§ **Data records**
— begin —
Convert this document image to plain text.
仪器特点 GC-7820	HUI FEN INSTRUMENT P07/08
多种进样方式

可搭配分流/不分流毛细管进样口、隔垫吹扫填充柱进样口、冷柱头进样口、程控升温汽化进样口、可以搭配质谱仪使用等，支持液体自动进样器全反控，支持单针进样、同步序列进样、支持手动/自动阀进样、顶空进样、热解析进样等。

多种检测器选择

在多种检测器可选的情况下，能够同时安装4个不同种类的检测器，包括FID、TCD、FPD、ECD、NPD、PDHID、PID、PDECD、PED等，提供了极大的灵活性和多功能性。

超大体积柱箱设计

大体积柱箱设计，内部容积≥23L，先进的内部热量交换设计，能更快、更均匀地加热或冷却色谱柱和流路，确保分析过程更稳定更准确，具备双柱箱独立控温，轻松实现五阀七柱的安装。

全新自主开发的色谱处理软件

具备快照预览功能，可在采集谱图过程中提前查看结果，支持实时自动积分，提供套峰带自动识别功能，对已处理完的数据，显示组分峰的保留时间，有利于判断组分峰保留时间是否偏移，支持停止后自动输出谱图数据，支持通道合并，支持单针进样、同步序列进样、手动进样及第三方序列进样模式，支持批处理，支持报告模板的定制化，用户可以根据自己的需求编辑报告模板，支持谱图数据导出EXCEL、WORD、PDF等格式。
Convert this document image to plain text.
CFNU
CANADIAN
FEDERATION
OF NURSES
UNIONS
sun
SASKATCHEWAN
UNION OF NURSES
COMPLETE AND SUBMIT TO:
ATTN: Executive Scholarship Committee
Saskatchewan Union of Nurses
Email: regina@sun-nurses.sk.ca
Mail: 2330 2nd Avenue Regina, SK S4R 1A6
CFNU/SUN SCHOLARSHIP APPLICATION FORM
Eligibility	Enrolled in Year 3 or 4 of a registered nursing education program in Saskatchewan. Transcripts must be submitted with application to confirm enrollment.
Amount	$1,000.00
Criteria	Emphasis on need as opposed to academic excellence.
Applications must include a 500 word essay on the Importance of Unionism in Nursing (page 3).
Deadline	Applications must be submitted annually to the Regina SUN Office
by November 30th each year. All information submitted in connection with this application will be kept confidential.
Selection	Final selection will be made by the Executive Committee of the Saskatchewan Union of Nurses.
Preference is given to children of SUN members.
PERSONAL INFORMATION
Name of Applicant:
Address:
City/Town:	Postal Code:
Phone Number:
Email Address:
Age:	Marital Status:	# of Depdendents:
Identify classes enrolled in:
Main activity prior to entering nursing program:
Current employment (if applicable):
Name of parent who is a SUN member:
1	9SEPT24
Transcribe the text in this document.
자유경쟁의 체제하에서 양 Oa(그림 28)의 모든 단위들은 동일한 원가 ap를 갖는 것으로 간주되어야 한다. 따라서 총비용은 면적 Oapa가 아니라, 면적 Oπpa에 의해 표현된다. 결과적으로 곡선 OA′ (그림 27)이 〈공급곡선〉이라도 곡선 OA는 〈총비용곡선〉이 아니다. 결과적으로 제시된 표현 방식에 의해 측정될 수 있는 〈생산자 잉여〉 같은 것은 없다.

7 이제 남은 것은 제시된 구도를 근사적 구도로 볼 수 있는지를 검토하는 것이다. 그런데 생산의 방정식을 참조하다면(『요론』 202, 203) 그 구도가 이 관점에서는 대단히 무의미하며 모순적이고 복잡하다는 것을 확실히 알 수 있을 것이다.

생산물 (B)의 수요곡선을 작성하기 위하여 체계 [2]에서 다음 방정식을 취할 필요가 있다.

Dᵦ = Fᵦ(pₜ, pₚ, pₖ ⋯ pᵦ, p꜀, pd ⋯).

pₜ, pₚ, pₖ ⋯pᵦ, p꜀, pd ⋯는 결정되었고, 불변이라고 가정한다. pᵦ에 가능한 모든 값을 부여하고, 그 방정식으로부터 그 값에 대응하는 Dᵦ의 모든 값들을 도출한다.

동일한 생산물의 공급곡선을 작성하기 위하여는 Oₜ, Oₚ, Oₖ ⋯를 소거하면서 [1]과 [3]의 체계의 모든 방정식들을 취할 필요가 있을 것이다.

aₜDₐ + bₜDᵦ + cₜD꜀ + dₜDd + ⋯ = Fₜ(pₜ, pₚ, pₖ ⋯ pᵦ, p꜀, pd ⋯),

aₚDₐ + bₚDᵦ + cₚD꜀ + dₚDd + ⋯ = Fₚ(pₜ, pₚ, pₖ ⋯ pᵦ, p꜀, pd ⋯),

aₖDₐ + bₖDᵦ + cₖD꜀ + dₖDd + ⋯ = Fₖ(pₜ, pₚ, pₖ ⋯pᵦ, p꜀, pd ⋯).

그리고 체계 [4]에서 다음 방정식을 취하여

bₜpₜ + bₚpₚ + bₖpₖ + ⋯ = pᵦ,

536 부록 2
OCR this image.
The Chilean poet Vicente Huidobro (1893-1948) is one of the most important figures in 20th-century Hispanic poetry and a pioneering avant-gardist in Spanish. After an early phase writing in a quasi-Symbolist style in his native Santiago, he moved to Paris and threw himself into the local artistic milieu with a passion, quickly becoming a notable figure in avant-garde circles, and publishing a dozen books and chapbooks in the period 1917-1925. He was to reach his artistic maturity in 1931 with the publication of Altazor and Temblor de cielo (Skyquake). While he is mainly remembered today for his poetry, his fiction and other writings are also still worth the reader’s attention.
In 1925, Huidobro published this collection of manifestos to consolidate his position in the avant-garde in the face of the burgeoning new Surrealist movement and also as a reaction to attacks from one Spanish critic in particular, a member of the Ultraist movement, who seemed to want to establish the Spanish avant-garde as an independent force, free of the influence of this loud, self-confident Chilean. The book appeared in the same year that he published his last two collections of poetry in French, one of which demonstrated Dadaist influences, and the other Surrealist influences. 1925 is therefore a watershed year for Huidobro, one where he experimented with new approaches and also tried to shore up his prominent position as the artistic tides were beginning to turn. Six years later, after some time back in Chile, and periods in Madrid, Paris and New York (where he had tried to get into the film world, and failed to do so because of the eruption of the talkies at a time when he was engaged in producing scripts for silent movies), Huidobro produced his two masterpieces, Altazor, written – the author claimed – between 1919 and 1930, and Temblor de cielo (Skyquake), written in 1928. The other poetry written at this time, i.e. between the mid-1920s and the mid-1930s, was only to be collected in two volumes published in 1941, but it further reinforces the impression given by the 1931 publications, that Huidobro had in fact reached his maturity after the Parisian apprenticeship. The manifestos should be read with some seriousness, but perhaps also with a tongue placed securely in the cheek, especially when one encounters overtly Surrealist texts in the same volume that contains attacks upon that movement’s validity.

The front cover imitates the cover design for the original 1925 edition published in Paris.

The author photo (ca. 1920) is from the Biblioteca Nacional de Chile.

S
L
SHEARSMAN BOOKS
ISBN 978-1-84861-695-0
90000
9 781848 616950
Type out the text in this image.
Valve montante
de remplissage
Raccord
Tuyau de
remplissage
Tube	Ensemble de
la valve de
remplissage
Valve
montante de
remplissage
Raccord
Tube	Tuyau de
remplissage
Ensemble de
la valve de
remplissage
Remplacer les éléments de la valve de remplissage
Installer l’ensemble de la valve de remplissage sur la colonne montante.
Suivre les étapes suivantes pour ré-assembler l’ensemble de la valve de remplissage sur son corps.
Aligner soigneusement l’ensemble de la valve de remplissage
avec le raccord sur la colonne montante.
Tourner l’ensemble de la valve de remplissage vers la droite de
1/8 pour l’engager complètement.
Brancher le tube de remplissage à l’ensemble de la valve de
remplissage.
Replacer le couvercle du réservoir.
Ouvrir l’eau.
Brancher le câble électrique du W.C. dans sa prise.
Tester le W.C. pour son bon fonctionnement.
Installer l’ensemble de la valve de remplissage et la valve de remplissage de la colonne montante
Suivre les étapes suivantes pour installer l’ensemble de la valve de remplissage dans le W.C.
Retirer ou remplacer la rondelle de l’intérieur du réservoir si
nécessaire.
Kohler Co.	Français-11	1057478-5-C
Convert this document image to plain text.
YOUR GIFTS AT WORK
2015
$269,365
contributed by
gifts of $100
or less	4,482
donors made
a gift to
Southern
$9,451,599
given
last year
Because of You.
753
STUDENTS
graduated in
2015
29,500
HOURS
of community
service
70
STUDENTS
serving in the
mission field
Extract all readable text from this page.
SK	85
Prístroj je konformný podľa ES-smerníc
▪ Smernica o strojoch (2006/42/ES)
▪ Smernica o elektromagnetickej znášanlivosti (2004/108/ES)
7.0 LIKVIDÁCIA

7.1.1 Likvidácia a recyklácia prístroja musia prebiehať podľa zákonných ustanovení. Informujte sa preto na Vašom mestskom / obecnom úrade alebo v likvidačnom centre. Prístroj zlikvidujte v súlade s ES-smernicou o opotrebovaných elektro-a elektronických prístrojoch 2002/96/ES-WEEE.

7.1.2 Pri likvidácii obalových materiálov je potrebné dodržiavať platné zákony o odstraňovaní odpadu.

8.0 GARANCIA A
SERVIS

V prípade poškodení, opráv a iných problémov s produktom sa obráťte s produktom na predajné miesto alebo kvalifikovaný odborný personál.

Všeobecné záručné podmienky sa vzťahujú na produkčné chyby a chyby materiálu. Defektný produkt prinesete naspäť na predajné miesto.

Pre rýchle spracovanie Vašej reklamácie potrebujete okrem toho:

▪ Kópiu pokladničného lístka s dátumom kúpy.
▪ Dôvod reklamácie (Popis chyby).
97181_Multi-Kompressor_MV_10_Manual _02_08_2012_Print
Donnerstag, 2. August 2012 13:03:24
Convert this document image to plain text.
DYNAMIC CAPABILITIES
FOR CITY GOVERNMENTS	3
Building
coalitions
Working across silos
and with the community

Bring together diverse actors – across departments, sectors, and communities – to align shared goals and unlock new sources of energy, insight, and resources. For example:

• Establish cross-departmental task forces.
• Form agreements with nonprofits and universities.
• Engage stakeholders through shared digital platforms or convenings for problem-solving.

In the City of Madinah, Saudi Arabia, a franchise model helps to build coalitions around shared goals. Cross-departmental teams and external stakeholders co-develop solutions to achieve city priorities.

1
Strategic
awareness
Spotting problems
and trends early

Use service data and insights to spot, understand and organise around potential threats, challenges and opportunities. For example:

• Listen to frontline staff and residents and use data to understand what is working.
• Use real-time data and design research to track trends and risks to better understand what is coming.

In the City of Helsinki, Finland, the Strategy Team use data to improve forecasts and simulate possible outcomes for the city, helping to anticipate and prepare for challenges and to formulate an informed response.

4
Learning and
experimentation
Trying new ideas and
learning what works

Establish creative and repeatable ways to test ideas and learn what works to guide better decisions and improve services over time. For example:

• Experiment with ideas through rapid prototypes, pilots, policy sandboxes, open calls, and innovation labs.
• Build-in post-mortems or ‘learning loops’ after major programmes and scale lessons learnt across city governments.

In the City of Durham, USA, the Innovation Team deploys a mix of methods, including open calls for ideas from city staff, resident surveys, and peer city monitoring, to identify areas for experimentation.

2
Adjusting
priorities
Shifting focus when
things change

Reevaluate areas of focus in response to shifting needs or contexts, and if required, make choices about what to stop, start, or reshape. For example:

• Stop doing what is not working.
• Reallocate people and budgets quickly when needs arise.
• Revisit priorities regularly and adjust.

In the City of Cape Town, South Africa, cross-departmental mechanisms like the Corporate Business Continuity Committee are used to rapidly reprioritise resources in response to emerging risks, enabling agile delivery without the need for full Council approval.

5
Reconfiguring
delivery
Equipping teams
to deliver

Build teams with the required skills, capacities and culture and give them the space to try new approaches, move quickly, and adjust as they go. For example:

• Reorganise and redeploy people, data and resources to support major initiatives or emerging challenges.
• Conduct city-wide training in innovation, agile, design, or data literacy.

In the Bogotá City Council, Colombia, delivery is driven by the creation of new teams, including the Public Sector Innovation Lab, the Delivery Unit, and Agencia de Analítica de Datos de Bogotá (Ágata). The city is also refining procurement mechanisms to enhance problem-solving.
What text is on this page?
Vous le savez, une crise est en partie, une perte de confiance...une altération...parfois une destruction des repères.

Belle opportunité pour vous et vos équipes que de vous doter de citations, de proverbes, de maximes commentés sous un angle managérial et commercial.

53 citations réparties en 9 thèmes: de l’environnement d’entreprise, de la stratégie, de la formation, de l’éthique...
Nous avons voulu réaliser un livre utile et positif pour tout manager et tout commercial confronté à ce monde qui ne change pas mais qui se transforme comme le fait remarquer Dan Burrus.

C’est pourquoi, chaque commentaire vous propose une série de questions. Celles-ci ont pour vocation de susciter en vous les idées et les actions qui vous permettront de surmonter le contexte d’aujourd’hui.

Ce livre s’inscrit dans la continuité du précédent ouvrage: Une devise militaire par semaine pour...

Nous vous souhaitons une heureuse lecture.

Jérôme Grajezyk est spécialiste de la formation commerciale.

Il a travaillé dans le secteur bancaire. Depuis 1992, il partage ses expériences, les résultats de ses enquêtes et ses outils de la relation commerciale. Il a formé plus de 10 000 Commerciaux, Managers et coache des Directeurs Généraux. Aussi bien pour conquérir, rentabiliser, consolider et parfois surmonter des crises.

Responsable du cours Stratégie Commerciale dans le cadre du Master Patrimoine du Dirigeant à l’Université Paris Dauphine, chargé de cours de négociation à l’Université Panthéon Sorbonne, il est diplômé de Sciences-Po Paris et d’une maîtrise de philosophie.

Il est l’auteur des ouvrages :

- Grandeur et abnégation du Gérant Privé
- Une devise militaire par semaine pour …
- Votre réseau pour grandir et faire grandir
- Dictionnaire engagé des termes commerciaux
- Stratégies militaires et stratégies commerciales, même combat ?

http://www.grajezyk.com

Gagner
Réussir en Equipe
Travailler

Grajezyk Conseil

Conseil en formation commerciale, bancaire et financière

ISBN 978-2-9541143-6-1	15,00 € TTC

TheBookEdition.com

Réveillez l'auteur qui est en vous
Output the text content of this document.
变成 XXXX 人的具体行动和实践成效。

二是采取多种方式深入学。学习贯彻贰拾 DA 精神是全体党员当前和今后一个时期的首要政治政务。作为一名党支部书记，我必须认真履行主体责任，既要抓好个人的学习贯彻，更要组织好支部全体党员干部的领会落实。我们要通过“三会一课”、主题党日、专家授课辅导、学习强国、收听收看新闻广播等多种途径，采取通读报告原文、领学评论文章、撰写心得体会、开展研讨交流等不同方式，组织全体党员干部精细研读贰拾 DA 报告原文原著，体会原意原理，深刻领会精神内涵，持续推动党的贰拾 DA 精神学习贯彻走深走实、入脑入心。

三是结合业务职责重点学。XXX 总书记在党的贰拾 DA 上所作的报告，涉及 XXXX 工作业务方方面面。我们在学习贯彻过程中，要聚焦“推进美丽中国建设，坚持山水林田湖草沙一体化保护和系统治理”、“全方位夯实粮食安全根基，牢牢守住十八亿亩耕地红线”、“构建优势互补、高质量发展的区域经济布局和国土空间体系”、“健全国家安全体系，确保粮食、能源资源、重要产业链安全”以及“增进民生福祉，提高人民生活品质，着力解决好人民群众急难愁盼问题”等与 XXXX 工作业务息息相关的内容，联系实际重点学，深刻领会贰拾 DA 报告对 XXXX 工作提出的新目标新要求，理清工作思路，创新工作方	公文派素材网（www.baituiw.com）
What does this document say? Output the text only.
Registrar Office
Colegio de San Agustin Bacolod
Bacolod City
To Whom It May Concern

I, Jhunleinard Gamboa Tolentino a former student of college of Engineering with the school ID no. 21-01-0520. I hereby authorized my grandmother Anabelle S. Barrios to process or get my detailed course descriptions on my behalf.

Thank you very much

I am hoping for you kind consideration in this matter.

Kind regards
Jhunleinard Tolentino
— end —
§ **Exercise goal**
Look through the entries above; copy each line where the string "alebo" appears.

§ **Answer for the task**
7.1.1 Likvidácia a recyklácia prístroja musia prebiehať podľa zákonných ustanovení. Informujte sa preto na Vašom mestskom / obecnom úrade alebo v likvidačnom centre. Prístroj zlikvidujte v súlade s ES-smernicou o opotrebovaných elektro-a elektronických prístrojoch 2002/96/ES-WEEE.
V prípade poškodení, opráv a iných problémov s produktom sa obráťte s produktom na predajné miesto alebo kvalifikovaný odborný personál.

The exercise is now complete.